» DATASET:
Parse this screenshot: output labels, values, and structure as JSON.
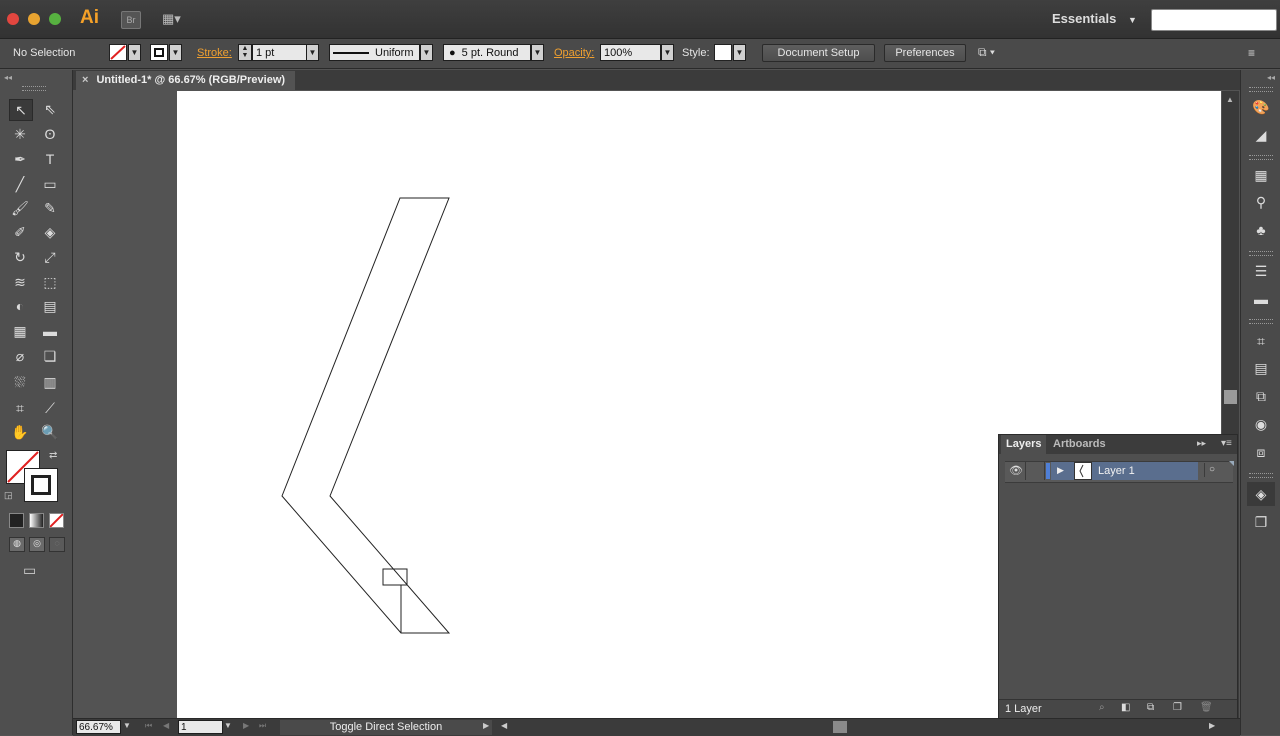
{
  "app": {
    "logo": "Ai",
    "bridge": "Br",
    "workspace": "Essentials"
  },
  "control_bar": {
    "selection_status": "No Selection",
    "stroke_label": "Stroke:",
    "stroke_weight": "1 pt",
    "profile": "Uniform",
    "brush": "5 pt. Round",
    "opacity_label": "Opacity:",
    "opacity": "100%",
    "style_label": "Style:",
    "document_setup": "Document Setup",
    "preferences": "Preferences"
  },
  "document": {
    "tab_title": "Untitled-1* @ 66.67% (RGB/Preview)",
    "close": "×"
  },
  "layers_panel": {
    "tabs": [
      "Layers",
      "Artboards"
    ],
    "layers": [
      {
        "name": "Layer 1"
      }
    ],
    "count": "1 Layer"
  },
  "status_bar": {
    "zoom": "66.67%",
    "artboard_number": "1",
    "status_text": "Toggle Direct Selection"
  },
  "icons": {
    "tools": [
      "selection-tool",
      "direct-selection-tool",
      "magic-wand-tool",
      "lasso-tool",
      "pen-tool",
      "type-tool",
      "line-tool",
      "rectangle-tool",
      "paintbrush-tool",
      "pencil-tool",
      "blob-brush-tool",
      "eraser-tool",
      "rotate-tool",
      "scale-tool",
      "width-tool",
      "free-transform-tool",
      "shape-builder-tool",
      "perspective-grid-tool",
      "mesh-tool",
      "gradient-tool",
      "eyedropper-tool",
      "blend-tool",
      "symbol-sprayer-tool",
      "column-graph-tool",
      "artboard-tool",
      "slice-tool",
      "hand-tool",
      "zoom-tool"
    ],
    "dock": [
      "color-icon",
      "color-guide-icon",
      "swatches-icon",
      "brushes-icon",
      "symbols-icon",
      "stroke-icon",
      "gradient-icon",
      "transform-icon",
      "align-icon",
      "pathfinder-icon",
      "appearance-icon",
      "graphic-styles-icon",
      "layers-icon",
      "artboards-icon"
    ]
  },
  "colors": {
    "accent_orange": "#f0a030",
    "layer_color": "#4f7fd6",
    "canvas": "#ffffff",
    "ui_dark": "#535353"
  }
}
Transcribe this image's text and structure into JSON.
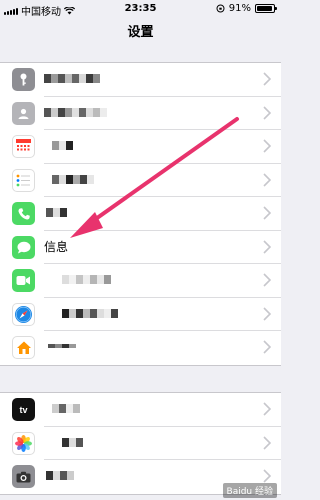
{
  "status_bar": {
    "carrier": "中国移动",
    "time": "23:35",
    "battery_percent": "91%",
    "battery_level": 0.91
  },
  "nav": {
    "title": "设置"
  },
  "rows": [
    {
      "label": "",
      "icon": "key-icon",
      "color": "#8e8e93"
    },
    {
      "label": "",
      "icon": "contacts-icon",
      "color": "#a7a7ab"
    },
    {
      "label": "",
      "icon": "calendar-icon",
      "color": "#ffffff"
    },
    {
      "label": "",
      "icon": "reminders-icon",
      "color": "#ffffff"
    },
    {
      "label": "",
      "icon": "phone-icon",
      "color": "#4cd964"
    },
    {
      "label": "信息",
      "icon": "messages-icon",
      "color": "#4cd964"
    },
    {
      "label": "",
      "icon": "facetime-icon",
      "color": "#4cd964"
    },
    {
      "label": "",
      "icon": "safari-icon",
      "color": "#1e88e5"
    },
    {
      "label": "",
      "icon": "home-icon",
      "color": "#ffffff"
    }
  ],
  "rows2": [
    {
      "label": "",
      "icon": "tv-icon",
      "color": "#111111"
    },
    {
      "label": "",
      "icon": "photos-icon",
      "color": "#ffffff"
    },
    {
      "label": "",
      "icon": "camera-icon",
      "color": "#8e8e93"
    }
  ],
  "tv_icon_text": "tv",
  "watermark": "Baidu 经验",
  "arrow_color": "#e8336d"
}
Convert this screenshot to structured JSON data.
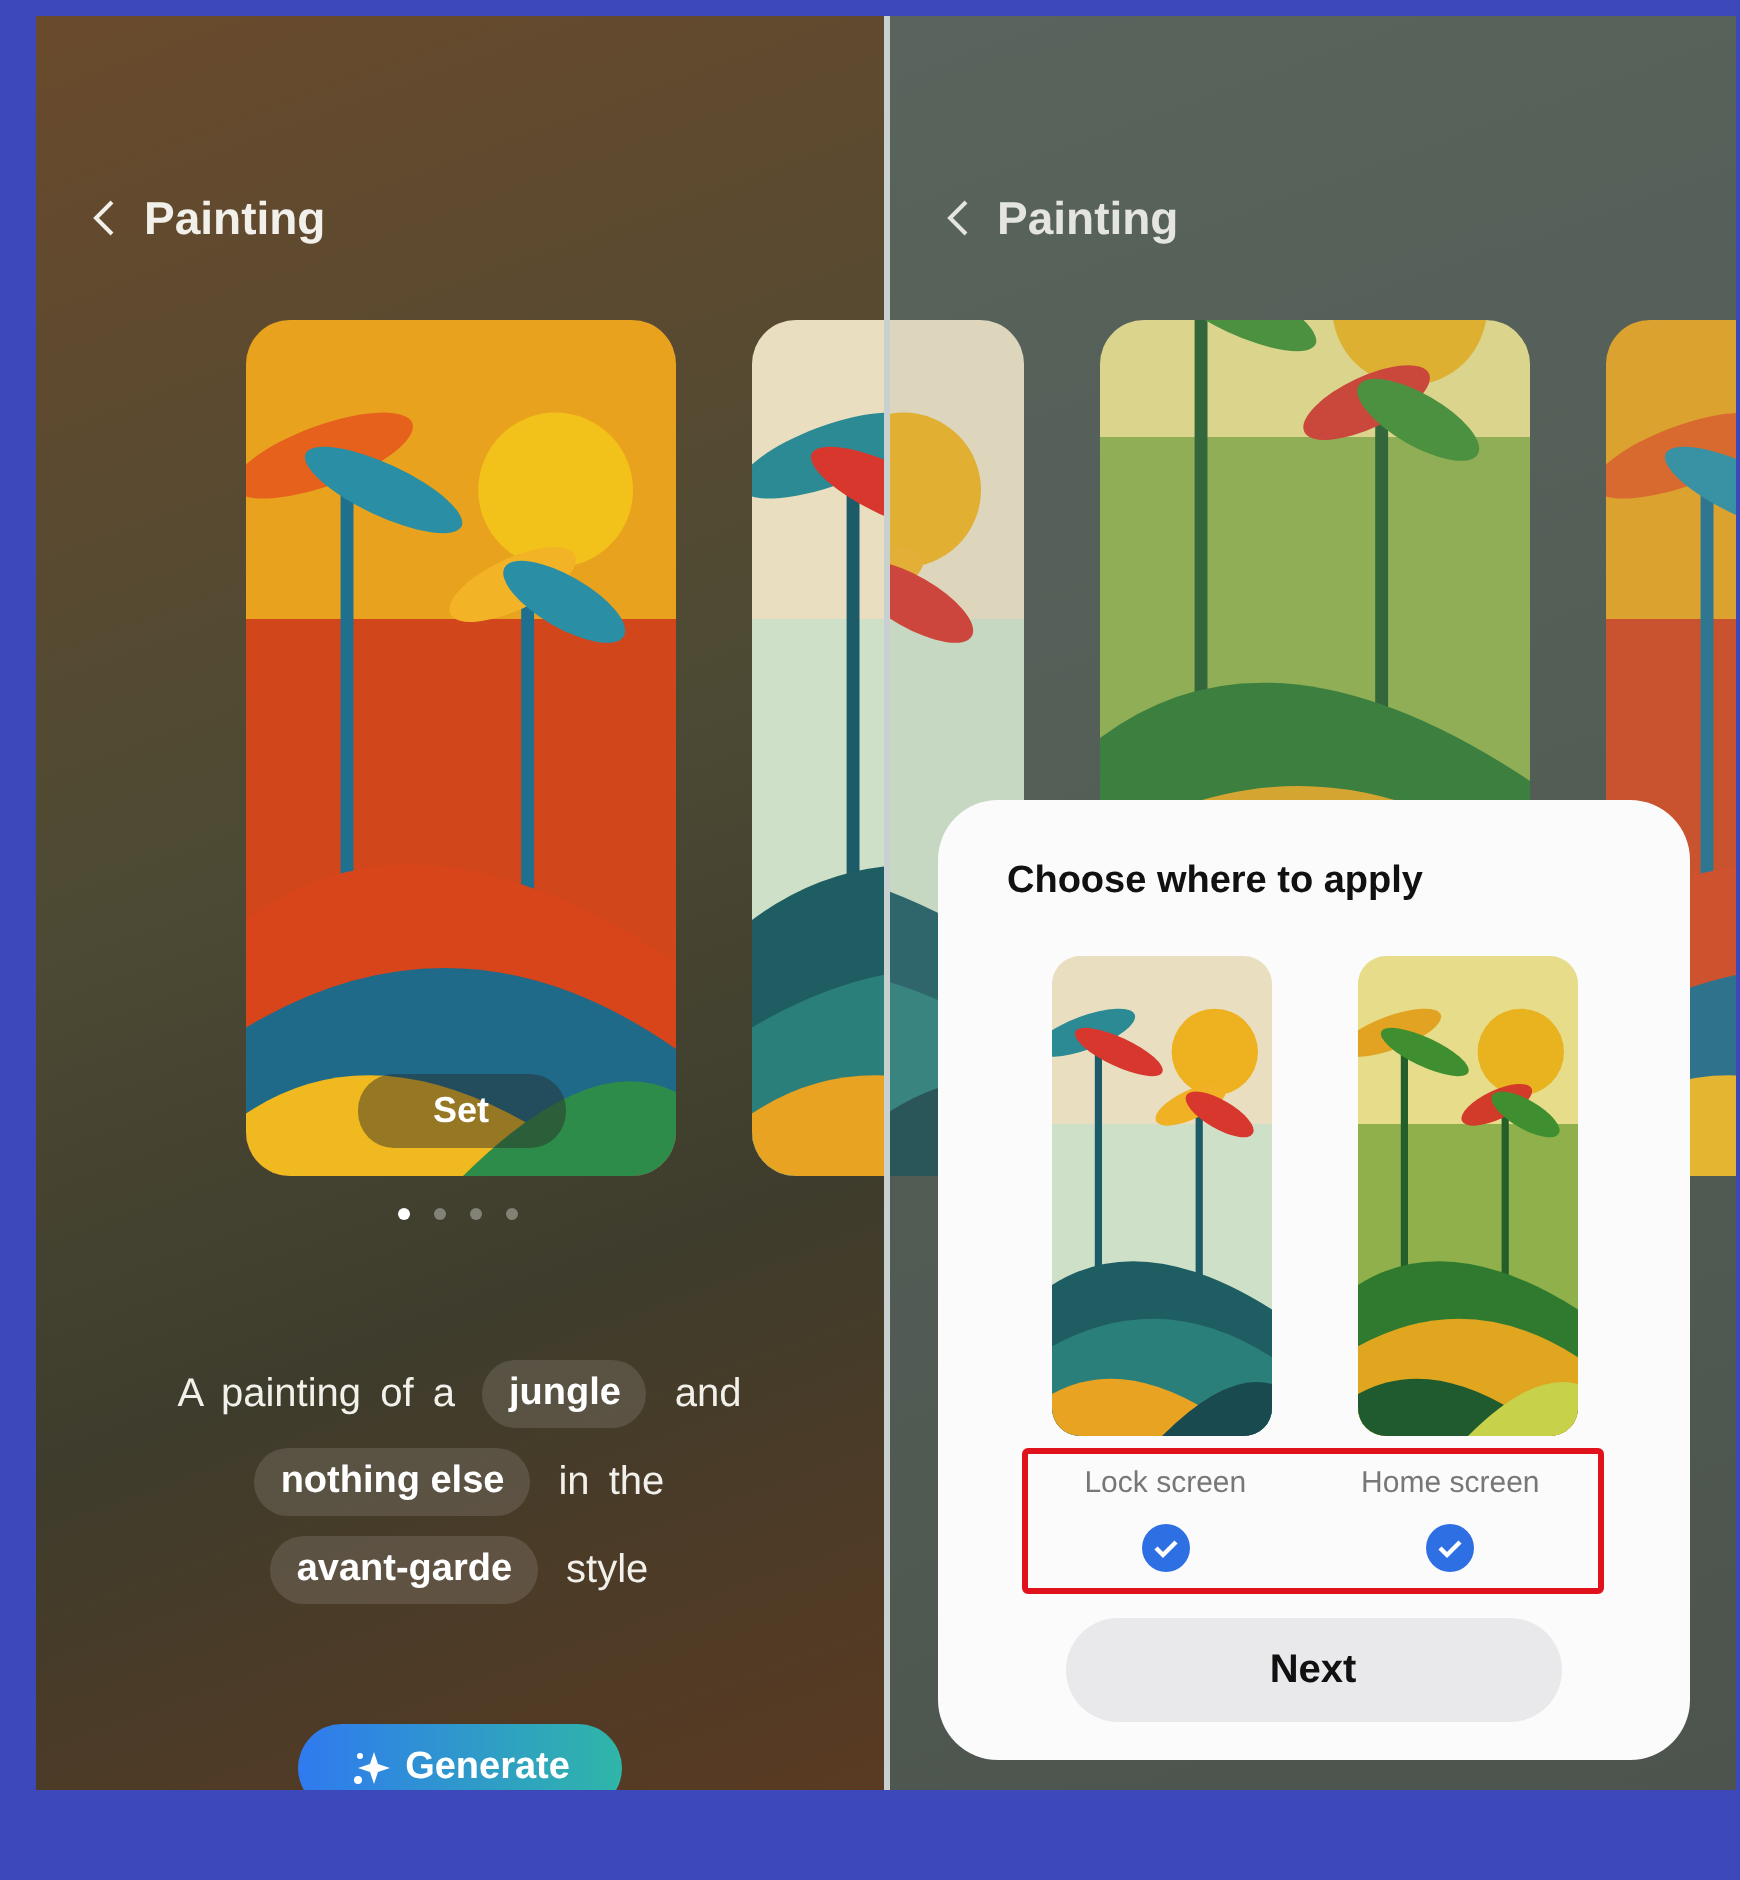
{
  "screens": [
    {
      "title": "Painting",
      "dimmed": false,
      "cards": [
        {
          "selected": true
        },
        {
          "selected": false
        }
      ],
      "set_button": "Set",
      "page_dots": [
        {
          "selected": true
        },
        {
          "selected": false
        },
        {
          "selected": false
        },
        {
          "selected": false
        }
      ],
      "prompt_lines": [
        [
          {
            "kind": "text",
            "text": "A painting of a"
          },
          {
            "kind": "chip",
            "text": "jungle"
          },
          {
            "kind": "text",
            "text": "and"
          }
        ],
        [
          {
            "kind": "chip",
            "text": "nothing else"
          },
          {
            "kind": "text",
            "text": "in the"
          }
        ],
        [
          {
            "kind": "chip",
            "text": "avant-garde"
          },
          {
            "kind": "text",
            "text": "style"
          }
        ]
      ],
      "generate_button": "Generate"
    },
    {
      "title": "Painting",
      "dimmed": true,
      "cards": [
        {
          "selected": false
        },
        {
          "selected": true
        },
        {
          "selected": false
        }
      ],
      "dialog": {
        "title": "Choose where to apply",
        "highlighted": true,
        "options": [
          {
            "label": "Lock screen",
            "checked": true
          },
          {
            "label": "Home screen",
            "checked": true
          }
        ],
        "button": "Next"
      }
    }
  ]
}
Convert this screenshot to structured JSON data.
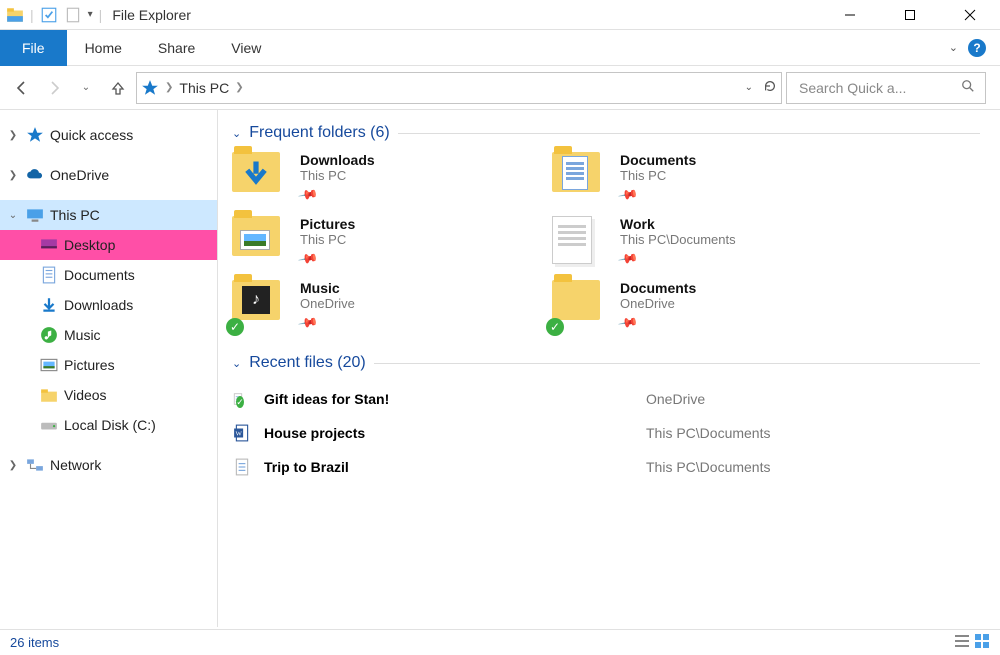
{
  "window": {
    "title": "File Explorer"
  },
  "ribbon": {
    "file": "File",
    "tabs": [
      "Home",
      "Share",
      "View"
    ]
  },
  "breadcrumb": {
    "root": "This PC"
  },
  "search": {
    "placeholder": "Search Quick a..."
  },
  "sidebar": {
    "quick_access": "Quick access",
    "onedrive": "OneDrive",
    "this_pc": "This PC",
    "children": [
      "Desktop",
      "Documents",
      "Downloads",
      "Music",
      "Pictures",
      "Videos",
      "Local Disk (C:)"
    ],
    "network": "Network"
  },
  "sections": {
    "frequent": {
      "label": "Frequent folders",
      "count": 6
    },
    "recent": {
      "label": "Recent files",
      "count": 20
    }
  },
  "frequent_folders": [
    {
      "name": "Downloads",
      "sub": "This PC",
      "variant": "downloads"
    },
    {
      "name": "Documents",
      "sub": "This PC",
      "variant": "documents"
    },
    {
      "name": "Pictures",
      "sub": "This PC",
      "variant": "pictures"
    },
    {
      "name": "Work",
      "sub": "This PC\\Documents",
      "variant": "work"
    },
    {
      "name": "Music",
      "sub": "OneDrive",
      "variant": "music",
      "sync": true
    },
    {
      "name": "Documents",
      "sub": "OneDrive",
      "variant": "plain",
      "sync": true
    }
  ],
  "recent_files": [
    {
      "name": "Gift ideas for Stan!",
      "path": "OneDrive",
      "icon": "text",
      "sync": true
    },
    {
      "name": "House projects",
      "path": "This PC\\Documents",
      "icon": "word"
    },
    {
      "name": "Trip to Brazil",
      "path": "This PC\\Documents",
      "icon": "text"
    }
  ],
  "status": {
    "items_label": "26 items"
  }
}
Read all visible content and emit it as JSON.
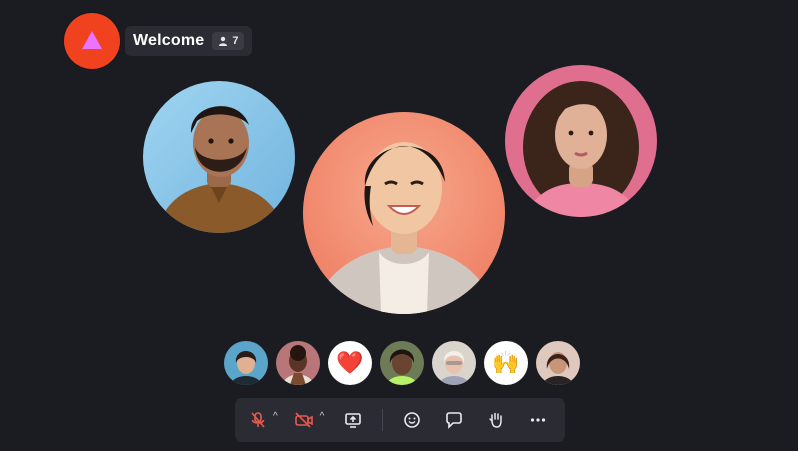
{
  "room": {
    "title": "Welcome",
    "participant_count": "7",
    "logo_icon": "triangle-icon",
    "colors": {
      "logo_bg": "#f0421f",
      "logo_triangle": "#e874ff",
      "chip_bg": "#2b2c33"
    }
  },
  "participants": [
    {
      "name_icon": "avatar",
      "bg": "#8fc8eb"
    },
    {
      "name_icon": "avatar",
      "bg": "#f08c6f"
    },
    {
      "name_icon": "avatar",
      "bg": "#e7718f"
    }
  ],
  "reactions": {
    "items": [
      {
        "kind": "avatar",
        "bg": "#5aa5c9"
      },
      {
        "kind": "avatar",
        "bg": "#b87678"
      },
      {
        "kind": "emoji",
        "glyph": "❤️"
      },
      {
        "kind": "avatar",
        "bg": "#6d7b56"
      },
      {
        "kind": "avatar",
        "bg": "#d9d5cc"
      },
      {
        "kind": "emoji",
        "glyph": "🙌"
      },
      {
        "kind": "avatar",
        "bg": "#dfc8bd"
      }
    ]
  },
  "toolbar": {
    "icons": [
      "mic-off-icon",
      "camera-off-icon",
      "share-screen-icon",
      "emoji-icon",
      "chat-icon",
      "raise-hand-icon",
      "more-icon"
    ],
    "muted_color": "#e65a4f"
  }
}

» REQUIRED TASK: Everything from the line containing "Read all visible content and emit it as JSON." to the last line of the listing above must be reproduced exactly, with no pictures included.

» IN RESPONSE:
Read all visible content and emit it as JSON.
{
  "room": {
    "title": "Welcome",
    "participant_count": "7",
    "logo_icon": "triangle-icon",
    "colors": {
      "logo_bg": "#f0421f",
      "logo_triangle": "#e874ff",
      "chip_bg": "#2b2c33"
    }
  },
  "participants": [
    {
      "name_icon": "avatar",
      "bg": "#8fc8eb"
    },
    {
      "name_icon": "avatar",
      "bg": "#f08c6f"
    },
    {
      "name_icon": "avatar",
      "bg": "#e7718f"
    }
  ],
  "reactions": {
    "items": [
      {
        "kind": "avatar",
        "bg": "#5aa5c9"
      },
      {
        "kind": "avatar",
        "bg": "#b87678"
      },
      {
        "kind": "emoji",
        "glyph": "❤️"
      },
      {
        "kind": "avatar",
        "bg": "#6d7b56"
      },
      {
        "kind": "avatar",
        "bg": "#d9d5cc"
      },
      {
        "kind": "emoji",
        "glyph": "🙌"
      },
      {
        "kind": "avatar",
        "bg": "#dfc8bd"
      }
    ]
  },
  "toolbar": {
    "icons": [
      "mic-off-icon",
      "camera-off-icon",
      "share-screen-icon",
      "emoji-icon",
      "chat-icon",
      "raise-hand-icon",
      "more-icon"
    ],
    "muted_color": "#e65a4f"
  }
}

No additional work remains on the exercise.